TO DO -
Go through the lines below. Copy those with "screenshot".

TASK INPUT -
* Start *

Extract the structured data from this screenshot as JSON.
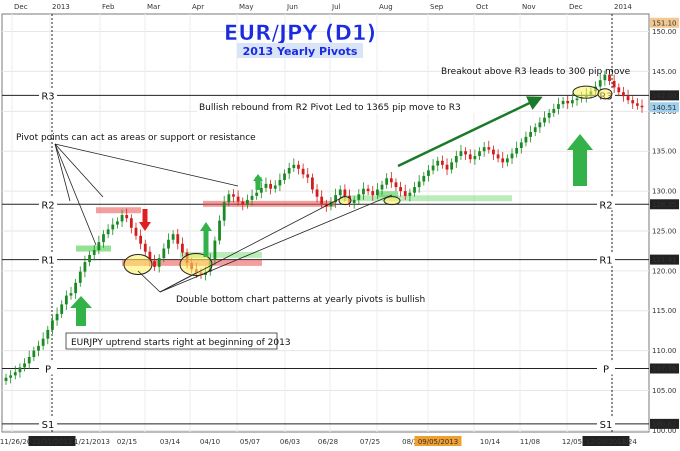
{
  "chart_data": {
    "type": "candlestick",
    "title": "EUR/JPY (D1)",
    "subtitle": "2013 Yearly Pivots",
    "ylim": [
      99.8,
      152.2
    ],
    "y_ticks": [
      100,
      105,
      110,
      115,
      120,
      125,
      130,
      135,
      140,
      145,
      150
    ],
    "y_tick_labels": [
      "100.00",
      "105.00",
      "110.00",
      "115.00",
      "120.00",
      "125.00",
      "130.00",
      "135.00",
      "140.00",
      "145.00",
      "150.00"
    ],
    "months": [
      "Dec",
      "2013",
      "Feb",
      "Mar",
      "Apr",
      "May",
      "Jun",
      "Jul",
      "Aug",
      "Sep",
      "Oct",
      "Nov",
      "Dec",
      "2014"
    ],
    "dates": [
      "11/26/2012",
      "12/31/2012",
      "1/21/2013",
      "02/15",
      "03/14",
      "04/10",
      "05/07",
      "06/03",
      "06/28",
      "07/25",
      "08/2",
      "09/05/2013",
      "10/14",
      "11/08",
      "12/05",
      "12/29/2013",
      "1/24"
    ],
    "pivots": [
      {
        "name": "R3",
        "value": 142.0,
        "label": "142.00"
      },
      {
        "name": "R2",
        "value": 128.35,
        "label": "128.35"
      },
      {
        "name": "R1",
        "value": 121.41,
        "label": "121.41"
      },
      {
        "name": "P",
        "value": 107.76,
        "label": "107.76"
      },
      {
        "name": "S1",
        "value": 100.82,
        "label": "100.82"
      }
    ],
    "price_tags": [
      {
        "value": 151.1,
        "label": "151.10"
      },
      {
        "value": 140.51,
        "label": "140.51"
      }
    ],
    "annotations": {
      "pivot_areas": "Pivot points can act as areas or support or resistance",
      "breakout": "Breakout above R3 leads to 300 pip move",
      "rebound": "Bullish rebound from R2 Pivot Led to 1365 pip move to R3",
      "double_bottom": "Double bottom chart patterns at yearly pivots is bullish",
      "uptrend": "EURJPY uptrend starts right at beginning of 2013"
    },
    "closes": [
      [
        106.6,
        106.9,
        107.3,
        107.9,
        108.4,
        109.2,
        110.0,
        110.6,
        111.5,
        112.6,
        113.8,
        114.6,
        115.8,
        116.9,
        117.2,
        118.5,
        119.9,
        121.1,
        122.0,
        122.6,
        123.6,
        124.6,
        125.2,
        125.8,
        126.2,
        127.0,
        126.6,
        125.4,
        124.4,
        123.4,
        122.4,
        121.2,
        120.5,
        121.6,
        122.8,
        123.9,
        124.6,
        123.4,
        122.3,
        121.0,
        120.2,
        119.8,
        119.5,
        119.9,
        121.4,
        123.8,
        126.3,
        128.6,
        129.6,
        129.3,
        128.7,
        128.3,
        128.9,
        129.4,
        129.8,
        130.4,
        130.9,
        130.3,
        130.7,
        131.4,
        132.2,
        132.9,
        133.3,
        132.8,
        132.1,
        131.7,
        130.2,
        129.3,
        128.4,
        128.1,
        128.6,
        129.5,
        130.2,
        129.4,
        128.5,
        128.9,
        129.6,
        130.3,
        130.0,
        129.5,
        130.2,
        130.8,
        131.6,
        131.1,
        130.5,
        130.0,
        129.4,
        129.8,
        130.5,
        131.2,
        131.9,
        132.6,
        133.2,
        133.8,
        133.3,
        132.7,
        133.6,
        134.4,
        135.0,
        134.6,
        134.0,
        134.4,
        135.0,
        135.5,
        135.2,
        134.6,
        134.1,
        133.6,
        134.1,
        134.7,
        135.4,
        136.1,
        136.8,
        137.4,
        138.0,
        138.6,
        139.2,
        139.8,
        140.3,
        140.9,
        141.3,
        141.0,
        141.4,
        141.6,
        141.8,
        142.1,
        142.5,
        143.1,
        143.9,
        144.6,
        143.8,
        143.0,
        142.4,
        141.9,
        141.4,
        141.0,
        140.7,
        140.5
      ]
    ]
  }
}
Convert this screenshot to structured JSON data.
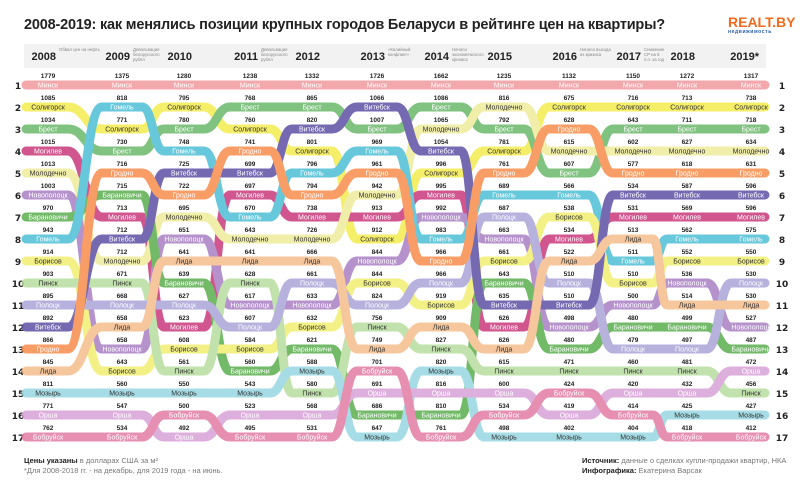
{
  "title": "2008-2019: как менялись позиции крупных городов Беларуси в рейтинге цен на квартиры?",
  "logo": {
    "name": "REALT.BY",
    "sub": "недвижимость"
  },
  "footer": {
    "prices_label": "Цены указаны",
    "prices_text": " в долларах США за м²",
    "note": "*Для 2008-2018 гг. - на декабрь, для 2019 года - на июнь.",
    "source_label": "Источник:",
    "source_text": " данные о сделках купли-продажи квартир, НКА",
    "infographic_label": "Инфографика:",
    "infographic_text": " Екатерина Варсак"
  },
  "chart_data": {
    "type": "bump",
    "ranks": [
      1,
      2,
      3,
      4,
      5,
      6,
      7,
      8,
      9,
      10,
      11,
      12,
      13,
      14,
      15,
      16,
      17
    ],
    "colors": {
      "Минск": "#f29a9e",
      "Солигорск": "#f4ec4f",
      "Брест": "#6bb86b",
      "Могилев": "#c9387c",
      "Молодечно": "#efec9c",
      "Новополоцк": "#a97fc4",
      "Барановичи": "#5aae4e",
      "Гомель": "#4dbfd5",
      "Борисов": "#f1ef72",
      "Пинск": "#b8dd9f",
      "Полоцк": "#aaa5d8",
      "Витебск": "#5e51a5",
      "Гродно": "#f88d4c",
      "Лида": "#f5be8c",
      "Мозырь": "#97d7e1",
      "Орша": "#d8a2d8",
      "Бобруйск": "#e27ca3"
    },
    "years": [
      {
        "year": "2008",
        "note": "Обвал цен на нефть",
        "ranking": [
          [
            "Минск",
            1779
          ],
          [
            "Солигорск",
            1085
          ],
          [
            "Брест",
            1034
          ],
          [
            "Могилев",
            1015
          ],
          [
            "Молодечно",
            1013
          ],
          [
            "Новополоцк",
            1003
          ],
          [
            "Барановичи",
            970
          ],
          [
            "Гомель",
            943
          ],
          [
            "Борисов",
            914
          ],
          [
            "Пинск",
            903
          ],
          [
            "Полоцк",
            895
          ],
          [
            "Витебск",
            892
          ],
          [
            "Гродно",
            866
          ],
          [
            "Лида",
            845
          ],
          [
            "Мозырь",
            811
          ],
          [
            "Орша",
            771
          ],
          [
            "Бобруйск",
            762
          ]
        ]
      },
      {
        "year": "2009",
        "note": "Девальвация белорусского рубля",
        "ranking": [
          [
            "Минск",
            1375
          ],
          [
            "Гомель",
            818
          ],
          [
            "Солигорск",
            771
          ],
          [
            "Брест",
            730
          ],
          [
            "Гродно",
            716
          ],
          [
            "Барановичи",
            715
          ],
          [
            "Могилев",
            713
          ],
          [
            "Витебск",
            712
          ],
          [
            "Молодечно",
            712
          ],
          [
            "Пинск",
            671
          ],
          [
            "Полоцк",
            668
          ],
          [
            "Лида",
            658
          ],
          [
            "Новополоцк",
            658
          ],
          [
            "Борисов",
            643
          ],
          [
            "Мозырь",
            560
          ],
          [
            "Орша",
            547
          ],
          [
            "Бобруйск",
            534
          ]
        ]
      },
      {
        "year": "2010",
        "note": "",
        "ranking": [
          [
            "Минск",
            1280
          ],
          [
            "Солигорск",
            795
          ],
          [
            "Брест",
            780
          ],
          [
            "Гомель",
            748
          ],
          [
            "Витебск",
            725
          ],
          [
            "Гродно",
            722
          ],
          [
            "Молодечно",
            695
          ],
          [
            "Новополоцк",
            651
          ],
          [
            "Лида",
            641
          ],
          [
            "Барановичи",
            639
          ],
          [
            "Полоцк",
            627
          ],
          [
            "Могилев",
            623
          ],
          [
            "Борисов",
            608
          ],
          [
            "Пинск",
            561
          ],
          [
            "Мозырь",
            550
          ],
          [
            "Бобруйск",
            500
          ],
          [
            "Орша",
            492
          ]
        ]
      },
      {
        "year": "2011",
        "note": "Девальвация белорусского рубля",
        "ranking": [
          [
            "Минск",
            1238
          ],
          [
            "Брест",
            768
          ],
          [
            "Солигорск",
            760
          ],
          [
            "Гродно",
            741
          ],
          [
            "Витебск",
            699
          ],
          [
            "Могилев",
            697
          ],
          [
            "Гомель",
            670
          ],
          [
            "Молодечно",
            643
          ],
          [
            "Лида",
            641
          ],
          [
            "Пинск",
            628
          ],
          [
            "Новополоцк",
            617
          ],
          [
            "Полоцк",
            607
          ],
          [
            "Борисов",
            584
          ],
          [
            "Барановичи",
            560
          ],
          [
            "Мозырь",
            543
          ],
          [
            "Орша",
            523
          ],
          [
            "Бобруйск",
            495
          ]
        ]
      },
      {
        "year": "2012",
        "note": "",
        "ranking": [
          [
            "Минск",
            1332
          ],
          [
            "Брест",
            865
          ],
          [
            "Витебск",
            820
          ],
          [
            "Солигорск",
            801
          ],
          [
            "Гомель",
            796
          ],
          [
            "Гродно",
            794
          ],
          [
            "Могилев",
            738
          ],
          [
            "Молодечно",
            726
          ],
          [
            "Лида",
            666
          ],
          [
            "Полоцк",
            661
          ],
          [
            "Новополоцк",
            633
          ],
          [
            "Борисов",
            632
          ],
          [
            "Барановичи",
            621
          ],
          [
            "Мозырь",
            588
          ],
          [
            "Пинск",
            580
          ],
          [
            "Орша",
            568
          ],
          [
            "Бобруйск",
            531
          ]
        ]
      },
      {
        "year": "2013",
        "note": "«Калийный конфликт»",
        "ranking": [
          [
            "Минск",
            1726
          ],
          [
            "Витебск",
            1066
          ],
          [
            "Брест",
            1007
          ],
          [
            "Гомель",
            969
          ],
          [
            "Гродно",
            961
          ],
          [
            "Молодечно",
            942
          ],
          [
            "Могилев",
            913
          ],
          [
            "Солигорск",
            912
          ],
          [
            "Новополоцк",
            844
          ],
          [
            "Борисов",
            844
          ],
          [
            "Полоцк",
            824
          ],
          [
            "Пинск",
            756
          ],
          [
            "Лида",
            749
          ],
          [
            "Бобруйск",
            701
          ],
          [
            "Орша",
            691
          ],
          [
            "Барановичи",
            686
          ],
          [
            "Мозырь",
            647
          ]
        ]
      },
      {
        "year": "2014",
        "note": "Начало экономического кризиса",
        "ranking": [
          [
            "Минск",
            1662
          ],
          [
            "Брест",
            1086
          ],
          [
            "Молодечно",
            1065
          ],
          [
            "Витебск",
            1054
          ],
          [
            "Солигорск",
            996
          ],
          [
            "Могилев",
            995
          ],
          [
            "Новополоцк",
            992
          ],
          [
            "Гомель",
            983
          ],
          [
            "Гродно",
            966
          ],
          [
            "Полоцк",
            966
          ],
          [
            "Борисов",
            919
          ],
          [
            "Лида",
            909
          ],
          [
            "Пинск",
            827
          ],
          [
            "Мозырь",
            820
          ],
          [
            "Орша",
            816
          ],
          [
            "Барановичи",
            810
          ],
          [
            "Бобруйск",
            761
          ]
        ]
      },
      {
        "year": "2015",
        "note": "",
        "ranking": [
          [
            "Минск",
            1235
          ],
          [
            "Молодечно",
            816
          ],
          [
            "Брест",
            792
          ],
          [
            "Солигорск",
            781
          ],
          [
            "Гродно",
            761
          ],
          [
            "Гомель",
            689
          ],
          [
            "Полоцк",
            687
          ],
          [
            "Новополоцк",
            663
          ],
          [
            "Борисов",
            661
          ],
          [
            "Барановичи",
            643
          ],
          [
            "Витебск",
            635
          ],
          [
            "Могилев",
            626
          ],
          [
            "Лида",
            626
          ],
          [
            "Пинск",
            615
          ],
          [
            "Орша",
            600
          ],
          [
            "Бобруйск",
            534
          ],
          [
            "Мозырь",
            498
          ]
        ]
      },
      {
        "year": "2016",
        "note": "Начало выхода из кризиса",
        "ranking": [
          [
            "Минск",
            1132
          ],
          [
            "Солигорск",
            675
          ],
          [
            "Гродно",
            628
          ],
          [
            "Молодечно",
            615
          ],
          [
            "Брест",
            607
          ],
          [
            "Гомель",
            566
          ],
          [
            "Борисов",
            538
          ],
          [
            "Могилев",
            534
          ],
          [
            "Лида",
            522
          ],
          [
            "Полоцк",
            510
          ],
          [
            "Витебск",
            510
          ],
          [
            "Новополоцк",
            498
          ],
          [
            "Барановичи",
            480
          ],
          [
            "Пинск",
            471
          ],
          [
            "Бобруйск",
            424
          ],
          [
            "Орша",
            419
          ],
          [
            "Мозырь",
            402
          ]
        ]
      },
      {
        "year": "2017",
        "note": "Снижение СР на 6 п.п. за год",
        "ranking": [
          [
            "Минск",
            1150
          ],
          [
            "Солигорск",
            716
          ],
          [
            "Брест",
            643
          ],
          [
            "Молодечно",
            602
          ],
          [
            "Гродно",
            577
          ],
          [
            "Витебск",
            534
          ],
          [
            "Могилев",
            531
          ],
          [
            "Лида",
            513
          ],
          [
            "Гомель",
            511
          ],
          [
            "Борисов",
            510
          ],
          [
            "Новополоцк",
            500
          ],
          [
            "Барановичи",
            480
          ],
          [
            "Полоцк",
            479
          ],
          [
            "Пинск",
            460
          ],
          [
            "Орша",
            420
          ],
          [
            "Бобруйск",
            414
          ],
          [
            "Мозырь",
            404
          ]
        ]
      },
      {
        "year": "2018",
        "note": "",
        "ranking": [
          [
            "Минск",
            1272
          ],
          [
            "Солигорск",
            713
          ],
          [
            "Брест",
            711
          ],
          [
            "Молодечно",
            627
          ],
          [
            "Гродно",
            618
          ],
          [
            "Витебск",
            587
          ],
          [
            "Могилев",
            569
          ],
          [
            "Гомель",
            562
          ],
          [
            "Борисов",
            552
          ],
          [
            "Новополоцк",
            536
          ],
          [
            "Лида",
            514
          ],
          [
            "Барановичи",
            499
          ],
          [
            "Полоцк",
            497
          ],
          [
            "Пинск",
            481
          ],
          [
            "Орша",
            432
          ],
          [
            "Мозырь",
            425
          ],
          [
            "Бобруйск",
            418
          ]
        ]
      },
      {
        "year": "2019*",
        "note": "",
        "ranking": [
          [
            "Минск",
            1317
          ],
          [
            "Солигорск",
            738
          ],
          [
            "Брест",
            718
          ],
          [
            "Молодечно",
            634
          ],
          [
            "Гродно",
            631
          ],
          [
            "Витебск",
            596
          ],
          [
            "Могилев",
            596
          ],
          [
            "Гомель",
            575
          ],
          [
            "Борисов",
            550
          ],
          [
            "Полоцк",
            530
          ],
          [
            "Лида",
            530
          ],
          [
            "Новополоцк",
            527
          ],
          [
            "Барановичи",
            487
          ],
          [
            "Орша",
            472
          ],
          [
            "Пинск",
            456
          ],
          [
            "Мозырь",
            427
          ],
          [
            "Бобруйск",
            412
          ]
        ]
      }
    ]
  }
}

* End *

EXERCISE ANSWER -
Extract the structured data from this screenshot as JSON.
Convert this screenshot to structured JSON data.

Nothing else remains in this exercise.